GOAL OF THE EXERCISE> Reproduce each of the items below verbatim, line by line, without changing a single character.

## start

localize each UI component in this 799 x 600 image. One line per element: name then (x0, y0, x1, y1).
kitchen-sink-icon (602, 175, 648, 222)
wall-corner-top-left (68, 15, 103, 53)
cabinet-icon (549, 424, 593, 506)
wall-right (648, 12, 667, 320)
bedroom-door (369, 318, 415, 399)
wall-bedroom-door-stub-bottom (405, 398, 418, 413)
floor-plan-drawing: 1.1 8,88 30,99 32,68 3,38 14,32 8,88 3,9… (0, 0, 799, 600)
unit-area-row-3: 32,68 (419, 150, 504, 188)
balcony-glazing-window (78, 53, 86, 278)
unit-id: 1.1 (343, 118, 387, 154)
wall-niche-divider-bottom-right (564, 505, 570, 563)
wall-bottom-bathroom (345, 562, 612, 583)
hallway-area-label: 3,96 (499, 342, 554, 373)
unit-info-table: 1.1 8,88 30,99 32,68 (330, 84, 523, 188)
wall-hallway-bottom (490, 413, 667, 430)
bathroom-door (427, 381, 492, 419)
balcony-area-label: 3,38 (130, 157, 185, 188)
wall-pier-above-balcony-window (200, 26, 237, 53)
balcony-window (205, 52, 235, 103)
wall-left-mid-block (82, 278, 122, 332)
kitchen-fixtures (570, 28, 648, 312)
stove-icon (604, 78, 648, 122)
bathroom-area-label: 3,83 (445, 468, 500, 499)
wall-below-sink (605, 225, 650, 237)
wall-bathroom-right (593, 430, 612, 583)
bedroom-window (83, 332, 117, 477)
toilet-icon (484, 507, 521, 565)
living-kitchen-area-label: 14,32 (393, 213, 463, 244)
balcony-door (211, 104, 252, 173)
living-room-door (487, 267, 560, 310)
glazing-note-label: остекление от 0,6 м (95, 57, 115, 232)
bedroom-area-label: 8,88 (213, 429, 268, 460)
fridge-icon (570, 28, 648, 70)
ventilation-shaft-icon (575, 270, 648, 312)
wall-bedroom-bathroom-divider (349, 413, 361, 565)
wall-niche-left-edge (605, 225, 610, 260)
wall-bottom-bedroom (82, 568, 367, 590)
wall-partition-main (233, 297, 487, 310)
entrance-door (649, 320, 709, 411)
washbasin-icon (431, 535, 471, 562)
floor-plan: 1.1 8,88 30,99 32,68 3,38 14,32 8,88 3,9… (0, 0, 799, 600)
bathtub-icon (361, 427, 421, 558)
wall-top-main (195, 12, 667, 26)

## end

ANSWER TO THE EXERCISE>
localize each UI component in this 799 x 600 image. One line per element: name then (x0, y0, x1, y1).
kitchen-sink-icon (602, 175, 648, 222)
wall-corner-top-left (68, 15, 103, 53)
cabinet-icon (549, 424, 593, 506)
wall-right (648, 12, 667, 320)
bedroom-door (369, 318, 415, 399)
wall-bedroom-door-stub-bottom (405, 398, 418, 413)
floor-plan-drawing: 1.1 8,88 30,99 32,68 3,38 14,32 8,88 3,9… (0, 0, 799, 600)
unit-area-row-3: 32,68 (419, 150, 504, 188)
balcony-glazing-window (78, 53, 86, 278)
unit-id: 1.1 (343, 118, 387, 154)
wall-niche-divider-bottom-right (564, 505, 570, 563)
wall-bottom-bathroom (345, 562, 612, 583)
hallway-area-label: 3,96 (499, 342, 554, 373)
unit-info-table: 1.1 8,88 30,99 32,68 (330, 84, 523, 188)
wall-hallway-bottom (490, 413, 667, 430)
bathroom-door (427, 381, 492, 419)
balcony-area-label: 3,38 (130, 157, 185, 188)
wall-pier-above-balcony-window (200, 26, 237, 53)
balcony-window (205, 52, 235, 103)
wall-left-mid-block (82, 278, 122, 332)
kitchen-fixtures (570, 28, 648, 312)
stove-icon (604, 78, 648, 122)
bathroom-area-label: 3,83 (445, 468, 500, 499)
wall-below-sink (605, 225, 650, 237)
wall-bathroom-right (593, 430, 612, 583)
bedroom-window (83, 332, 117, 477)
toilet-icon (484, 507, 521, 565)
living-kitchen-area-label: 14,32 (393, 213, 463, 244)
balcony-door (211, 104, 252, 173)
living-room-door (487, 267, 560, 310)
glazing-note-label: остекление от 0,6 м (95, 57, 115, 232)
bedroom-area-label: 8,88 (213, 429, 268, 460)
fridge-icon (570, 28, 648, 70)
ventilation-shaft-icon (575, 270, 648, 312)
wall-bedroom-bathroom-divider (349, 413, 361, 565)
wall-niche-left-edge (605, 225, 610, 260)
wall-bottom-bedroom (82, 568, 367, 590)
wall-partition-main (233, 297, 487, 310)
entrance-door (649, 320, 709, 411)
washbasin-icon (431, 535, 471, 562)
floor-plan: 1.1 8,88 30,99 32,68 3,38 14,32 8,88 3,9… (0, 0, 799, 600)
bathtub-icon (361, 427, 421, 558)
wall-top-main (195, 12, 667, 26)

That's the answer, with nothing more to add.